Below are the records. Count the lines containing the string "Amazon", and reply with the number alone.

- Stored data:
++++++++++++++++++++

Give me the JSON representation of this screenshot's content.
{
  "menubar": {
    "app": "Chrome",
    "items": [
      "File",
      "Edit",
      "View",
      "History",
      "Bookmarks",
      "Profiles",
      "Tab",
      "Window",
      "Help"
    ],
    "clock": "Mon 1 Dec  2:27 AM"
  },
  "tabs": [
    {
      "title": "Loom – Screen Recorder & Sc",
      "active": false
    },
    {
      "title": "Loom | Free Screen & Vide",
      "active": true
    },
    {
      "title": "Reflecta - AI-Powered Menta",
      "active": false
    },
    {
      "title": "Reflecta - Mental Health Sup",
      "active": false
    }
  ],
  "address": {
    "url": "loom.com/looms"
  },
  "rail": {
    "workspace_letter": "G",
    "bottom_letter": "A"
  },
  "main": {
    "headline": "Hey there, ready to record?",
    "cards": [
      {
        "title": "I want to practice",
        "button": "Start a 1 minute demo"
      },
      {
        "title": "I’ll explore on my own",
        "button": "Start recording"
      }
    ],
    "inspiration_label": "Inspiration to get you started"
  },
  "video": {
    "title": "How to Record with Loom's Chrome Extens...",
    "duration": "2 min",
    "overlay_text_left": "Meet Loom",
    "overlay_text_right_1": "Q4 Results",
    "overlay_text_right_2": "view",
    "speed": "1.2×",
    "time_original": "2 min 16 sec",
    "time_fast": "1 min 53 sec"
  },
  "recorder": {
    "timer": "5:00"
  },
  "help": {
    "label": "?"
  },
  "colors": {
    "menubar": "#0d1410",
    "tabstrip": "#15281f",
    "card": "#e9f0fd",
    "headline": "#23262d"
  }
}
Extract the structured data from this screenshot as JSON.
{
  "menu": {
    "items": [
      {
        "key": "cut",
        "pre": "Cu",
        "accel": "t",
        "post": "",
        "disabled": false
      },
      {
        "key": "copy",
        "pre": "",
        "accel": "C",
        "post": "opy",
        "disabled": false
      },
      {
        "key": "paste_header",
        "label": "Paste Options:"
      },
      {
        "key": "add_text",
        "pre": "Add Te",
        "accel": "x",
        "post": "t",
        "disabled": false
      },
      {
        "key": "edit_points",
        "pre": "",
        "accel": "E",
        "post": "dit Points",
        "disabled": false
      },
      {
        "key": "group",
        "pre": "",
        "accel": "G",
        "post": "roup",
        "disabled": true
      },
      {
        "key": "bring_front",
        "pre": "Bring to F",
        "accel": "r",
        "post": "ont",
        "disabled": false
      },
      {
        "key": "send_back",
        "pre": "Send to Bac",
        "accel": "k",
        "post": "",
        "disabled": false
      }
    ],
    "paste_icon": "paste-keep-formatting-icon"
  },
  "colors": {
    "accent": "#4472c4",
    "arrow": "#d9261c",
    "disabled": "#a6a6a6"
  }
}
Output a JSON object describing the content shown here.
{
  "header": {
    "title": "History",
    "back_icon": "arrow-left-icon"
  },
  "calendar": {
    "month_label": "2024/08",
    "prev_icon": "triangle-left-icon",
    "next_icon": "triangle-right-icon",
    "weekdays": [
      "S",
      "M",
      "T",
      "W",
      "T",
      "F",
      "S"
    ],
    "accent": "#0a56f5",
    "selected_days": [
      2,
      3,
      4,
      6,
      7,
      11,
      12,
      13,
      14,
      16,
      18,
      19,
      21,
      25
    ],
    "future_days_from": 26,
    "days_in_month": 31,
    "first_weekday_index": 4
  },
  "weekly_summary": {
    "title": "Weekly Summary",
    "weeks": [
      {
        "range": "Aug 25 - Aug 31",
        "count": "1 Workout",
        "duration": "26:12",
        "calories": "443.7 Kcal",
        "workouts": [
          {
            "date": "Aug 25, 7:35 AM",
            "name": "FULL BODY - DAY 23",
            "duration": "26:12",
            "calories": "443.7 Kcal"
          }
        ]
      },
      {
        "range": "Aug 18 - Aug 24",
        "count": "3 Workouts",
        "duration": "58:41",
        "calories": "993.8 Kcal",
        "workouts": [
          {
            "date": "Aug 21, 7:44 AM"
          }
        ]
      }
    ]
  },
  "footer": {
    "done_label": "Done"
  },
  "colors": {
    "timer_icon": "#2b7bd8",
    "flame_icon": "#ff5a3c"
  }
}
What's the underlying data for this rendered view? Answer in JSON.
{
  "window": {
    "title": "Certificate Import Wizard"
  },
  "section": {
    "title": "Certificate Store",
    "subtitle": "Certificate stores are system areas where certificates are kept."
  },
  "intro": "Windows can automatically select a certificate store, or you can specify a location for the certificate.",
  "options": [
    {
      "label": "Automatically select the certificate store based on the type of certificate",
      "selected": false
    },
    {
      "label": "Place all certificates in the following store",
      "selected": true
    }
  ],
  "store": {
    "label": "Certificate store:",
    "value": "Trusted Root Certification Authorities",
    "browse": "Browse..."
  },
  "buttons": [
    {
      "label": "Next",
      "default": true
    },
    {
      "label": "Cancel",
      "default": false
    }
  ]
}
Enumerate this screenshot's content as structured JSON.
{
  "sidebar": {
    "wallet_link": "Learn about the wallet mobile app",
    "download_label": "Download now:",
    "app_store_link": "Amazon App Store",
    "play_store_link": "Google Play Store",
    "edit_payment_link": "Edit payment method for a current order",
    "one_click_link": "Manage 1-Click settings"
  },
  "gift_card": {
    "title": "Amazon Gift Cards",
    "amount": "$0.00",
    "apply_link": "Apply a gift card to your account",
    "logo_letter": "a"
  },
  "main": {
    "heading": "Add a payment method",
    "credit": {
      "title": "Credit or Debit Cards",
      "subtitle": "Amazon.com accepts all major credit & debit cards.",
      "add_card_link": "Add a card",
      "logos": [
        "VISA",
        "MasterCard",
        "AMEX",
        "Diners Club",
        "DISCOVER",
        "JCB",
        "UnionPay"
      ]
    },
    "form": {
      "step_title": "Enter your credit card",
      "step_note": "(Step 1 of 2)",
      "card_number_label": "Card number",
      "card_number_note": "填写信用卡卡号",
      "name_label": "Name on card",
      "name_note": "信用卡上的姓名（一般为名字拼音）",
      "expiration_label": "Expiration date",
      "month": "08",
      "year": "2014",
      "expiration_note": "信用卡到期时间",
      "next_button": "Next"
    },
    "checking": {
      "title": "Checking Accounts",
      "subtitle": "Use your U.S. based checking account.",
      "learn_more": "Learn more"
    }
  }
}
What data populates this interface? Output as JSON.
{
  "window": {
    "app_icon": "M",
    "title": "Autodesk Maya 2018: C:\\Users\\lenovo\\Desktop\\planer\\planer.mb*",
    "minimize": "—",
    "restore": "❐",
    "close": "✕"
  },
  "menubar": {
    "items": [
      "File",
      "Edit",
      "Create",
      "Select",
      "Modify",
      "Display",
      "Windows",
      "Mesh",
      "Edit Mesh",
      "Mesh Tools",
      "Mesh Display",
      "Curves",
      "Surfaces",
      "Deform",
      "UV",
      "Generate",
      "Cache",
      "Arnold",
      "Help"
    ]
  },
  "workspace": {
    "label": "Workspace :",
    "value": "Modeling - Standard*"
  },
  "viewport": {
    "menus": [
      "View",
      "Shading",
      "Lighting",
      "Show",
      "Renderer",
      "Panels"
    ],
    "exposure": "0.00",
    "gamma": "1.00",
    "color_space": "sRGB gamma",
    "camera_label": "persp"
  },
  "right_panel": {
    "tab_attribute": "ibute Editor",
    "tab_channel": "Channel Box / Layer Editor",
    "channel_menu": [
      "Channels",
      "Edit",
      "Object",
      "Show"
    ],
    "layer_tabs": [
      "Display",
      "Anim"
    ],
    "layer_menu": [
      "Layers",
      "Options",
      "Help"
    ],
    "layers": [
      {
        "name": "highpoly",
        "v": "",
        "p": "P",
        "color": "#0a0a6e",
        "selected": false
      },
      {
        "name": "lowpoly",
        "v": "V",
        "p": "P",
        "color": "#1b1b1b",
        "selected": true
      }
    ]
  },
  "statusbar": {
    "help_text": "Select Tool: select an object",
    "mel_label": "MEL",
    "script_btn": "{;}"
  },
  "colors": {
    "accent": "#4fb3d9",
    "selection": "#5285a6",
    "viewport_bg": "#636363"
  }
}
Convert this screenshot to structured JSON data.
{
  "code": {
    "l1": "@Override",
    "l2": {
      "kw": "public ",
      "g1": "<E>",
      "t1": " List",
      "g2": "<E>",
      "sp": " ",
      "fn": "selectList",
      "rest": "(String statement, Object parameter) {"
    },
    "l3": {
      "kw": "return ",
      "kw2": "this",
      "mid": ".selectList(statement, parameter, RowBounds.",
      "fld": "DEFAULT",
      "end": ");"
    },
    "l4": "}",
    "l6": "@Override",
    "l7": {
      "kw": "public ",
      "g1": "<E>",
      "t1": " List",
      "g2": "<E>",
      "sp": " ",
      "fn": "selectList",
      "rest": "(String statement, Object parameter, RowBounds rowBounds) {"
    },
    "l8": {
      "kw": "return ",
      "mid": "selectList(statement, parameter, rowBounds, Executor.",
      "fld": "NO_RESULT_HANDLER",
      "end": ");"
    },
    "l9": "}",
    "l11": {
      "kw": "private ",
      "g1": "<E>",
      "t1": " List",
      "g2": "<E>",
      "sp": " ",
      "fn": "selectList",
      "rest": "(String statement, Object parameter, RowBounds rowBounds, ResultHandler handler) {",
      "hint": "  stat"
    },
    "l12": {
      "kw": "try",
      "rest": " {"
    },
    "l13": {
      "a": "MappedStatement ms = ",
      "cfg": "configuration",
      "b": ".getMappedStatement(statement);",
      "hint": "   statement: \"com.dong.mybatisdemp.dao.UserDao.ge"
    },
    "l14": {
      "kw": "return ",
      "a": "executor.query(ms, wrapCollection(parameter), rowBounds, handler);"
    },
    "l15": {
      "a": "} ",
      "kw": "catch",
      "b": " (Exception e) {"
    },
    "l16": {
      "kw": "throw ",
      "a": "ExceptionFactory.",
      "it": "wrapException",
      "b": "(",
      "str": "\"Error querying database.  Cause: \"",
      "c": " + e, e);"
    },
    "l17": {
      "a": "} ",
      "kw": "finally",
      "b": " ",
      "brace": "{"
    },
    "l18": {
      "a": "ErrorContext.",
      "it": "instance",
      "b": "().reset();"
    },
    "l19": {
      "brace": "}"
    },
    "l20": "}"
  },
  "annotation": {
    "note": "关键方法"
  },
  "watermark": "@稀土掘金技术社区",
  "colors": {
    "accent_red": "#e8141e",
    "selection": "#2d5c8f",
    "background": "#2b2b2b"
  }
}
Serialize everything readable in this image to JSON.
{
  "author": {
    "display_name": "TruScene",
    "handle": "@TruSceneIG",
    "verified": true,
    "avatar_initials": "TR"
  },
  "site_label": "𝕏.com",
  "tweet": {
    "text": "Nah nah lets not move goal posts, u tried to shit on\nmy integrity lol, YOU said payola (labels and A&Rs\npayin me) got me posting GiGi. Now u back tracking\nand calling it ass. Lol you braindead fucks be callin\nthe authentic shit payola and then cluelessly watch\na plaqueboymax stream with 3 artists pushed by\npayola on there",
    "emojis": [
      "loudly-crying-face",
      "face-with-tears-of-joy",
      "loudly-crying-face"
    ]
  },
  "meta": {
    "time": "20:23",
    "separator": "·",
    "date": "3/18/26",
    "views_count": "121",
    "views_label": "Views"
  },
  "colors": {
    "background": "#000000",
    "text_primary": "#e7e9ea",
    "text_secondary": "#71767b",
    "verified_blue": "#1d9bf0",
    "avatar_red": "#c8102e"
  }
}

++++++++++++++++++++

- Solved exercise: 3